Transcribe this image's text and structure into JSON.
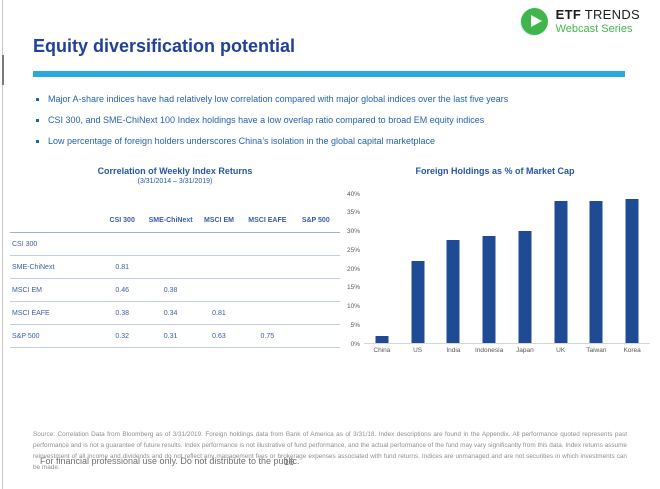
{
  "logo": {
    "etf": "ETF",
    "trends": "TRENDS",
    "subtitle": "Webcast Series",
    "green": "#3fb54b"
  },
  "title": "Equity diversification potential",
  "bullets": [
    "Major A-share indices have had relatively low correlation compared with major global indices over the last five years",
    "CSI 300, and SME-ChiNext 100 Index holdings have a low overlap ratio compared to broad EM equity indices",
    "Low percentage of foreign holders underscores China’s isolation in the global capital marketplace"
  ],
  "table": {
    "title": "Correlation of Weekly Index Returns",
    "subtitle": "(3/31/2014 – 3/31/2019)",
    "columns": [
      "CSI 300",
      "SME-ChiNext",
      "MSCI EM",
      "MSCI EAFE",
      "S&P 500"
    ],
    "rows": [
      {
        "label": "CSI 300",
        "values": [
          "",
          "",
          "",
          "",
          ""
        ]
      },
      {
        "label": "SME-ChiNext",
        "values": [
          "0.81",
          "",
          "",
          "",
          ""
        ]
      },
      {
        "label": "MSCI EM",
        "values": [
          "0.46",
          "0.38",
          "",
          "",
          ""
        ]
      },
      {
        "label": "MSCI EAFE",
        "values": [
          "0.38",
          "0.34",
          "0.81",
          "",
          ""
        ]
      },
      {
        "label": "S&P 500",
        "values": [
          "0.32",
          "0.31",
          "0.63",
          "0.75",
          ""
        ]
      }
    ]
  },
  "chart_data": {
    "type": "bar",
    "title": "Foreign Holdings as % of Market Cap",
    "categories": [
      "China",
      "US",
      "India",
      "Indonesia",
      "Japan",
      "UK",
      "Taiwan",
      "Korea"
    ],
    "values": [
      2,
      22,
      27.5,
      28.5,
      30,
      38,
      38,
      38.5
    ],
    "xlabel": "",
    "ylabel": "",
    "ylim": [
      0,
      40
    ],
    "ytick_step": 5,
    "ytick_suffix": "%",
    "grid": false,
    "legend": null,
    "bar_color": "#1f4b94"
  },
  "source": "Source: Correlation Data from Bloomberg as of 3/31/2019.  Foreign holdings data from Bank of America as of 3/31/18. Index descriptions are found in the Appendix. All performance quoted represents past performance and is not a guarantee of future results. Index performance is not illustrative of fund performance, and the actual performance of the fund may vary significantly from this data. Index returns assume reinvestment of all income and dividends and do not reflect any management fees or brokerage expenses associated with fund returns. Indices are unmanaged and are not securities in which investments can be made.",
  "footer": {
    "disclaimer": "For financial professional use only. Do not distribute to the public.",
    "page_number": "16"
  },
  "colors": {
    "title_blue": "#21409a",
    "divider_teal": "#29a9dc",
    "bullet_blue": "#2463ae",
    "table_blue": "#3a5da8",
    "bar_navy": "#1f4b94",
    "logo_green": "#3fb54b"
  }
}
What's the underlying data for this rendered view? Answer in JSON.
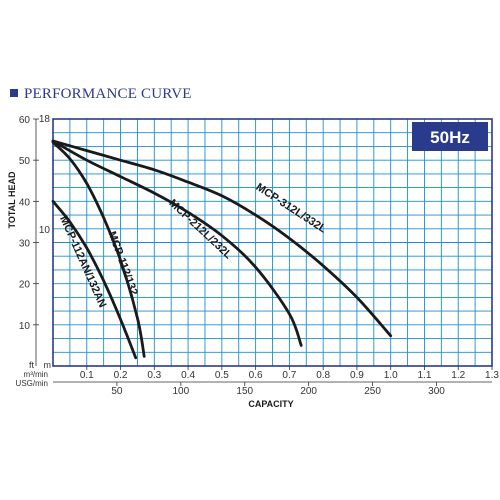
***
* The exercise: Pictures in the records should not appear in your copy, but everything else must be transcribed exactly.

* Completed exercise:
Transcribe this image's text and structure into JSON.
{
  "logo": {
    "etf": "ETF",
    "trends": "TRENDS",
    "subtitle": "Webcast Series",
    "green": "#3fb54b"
  },
  "title": "Equity diversification potential",
  "bullets": [
    "Major A-share indices have had relatively low correlation compared with major global indices over the last five years",
    "CSI 300, and SME-ChiNext 100 Index holdings have a low overlap ratio compared to broad EM equity indices",
    "Low percentage of foreign holders underscores China’s isolation in the global capital marketplace"
  ],
  "table": {
    "title": "Correlation of Weekly Index Returns",
    "subtitle": "(3/31/2014 – 3/31/2019)",
    "columns": [
      "CSI 300",
      "SME-ChiNext",
      "MSCI EM",
      "MSCI EAFE",
      "S&P 500"
    ],
    "rows": [
      {
        "label": "CSI 300",
        "values": [
          "",
          "",
          "",
          "",
          ""
        ]
      },
      {
        "label": "SME-ChiNext",
        "values": [
          "0.81",
          "",
          "",
          "",
          ""
        ]
      },
      {
        "label": "MSCI EM",
        "values": [
          "0.46",
          "0.38",
          "",
          "",
          ""
        ]
      },
      {
        "label": "MSCI EAFE",
        "values": [
          "0.38",
          "0.34",
          "0.81",
          "",
          ""
        ]
      },
      {
        "label": "S&P 500",
        "values": [
          "0.32",
          "0.31",
          "0.63",
          "0.75",
          ""
        ]
      }
    ]
  },
  "chart_data": {
    "type": "bar",
    "title": "Foreign Holdings as % of Market Cap",
    "categories": [
      "China",
      "US",
      "India",
      "Indonesia",
      "Japan",
      "UK",
      "Taiwan",
      "Korea"
    ],
    "values": [
      2,
      22,
      27.5,
      28.5,
      30,
      38,
      38,
      38.5
    ],
    "xlabel": "",
    "ylabel": "",
    "ylim": [
      0,
      40
    ],
    "ytick_step": 5,
    "ytick_suffix": "%",
    "grid": false,
    "legend": null,
    "bar_color": "#1f4b94"
  },
  "source": "Source: Correlation Data from Bloomberg as of 3/31/2019.  Foreign holdings data from Bank of America as of 3/31/18. Index descriptions are found in the Appendix. All performance quoted represents past performance and is not a guarantee of future results. Index performance is not illustrative of fund performance, and the actual performance of the fund may vary significantly from this data. Index returns assume reinvestment of all income and dividends and do not reflect any management fees or brokerage expenses associated with fund returns. Indices are unmanaged and are not securities in which investments can be made.",
  "footer": {
    "disclaimer": "For financial professional use only. Do not distribute to the public.",
    "page_number": "16"
  },
  "colors": {
    "title_blue": "#21409a",
    "divider_teal": "#29a9dc",
    "bullet_blue": "#2463ae",
    "table_blue": "#3a5da8",
    "bar_navy": "#1f4b94",
    "logo_green": "#3fb54b"
  }
}
What's the underlying data for this rendered view? Answer in JSON.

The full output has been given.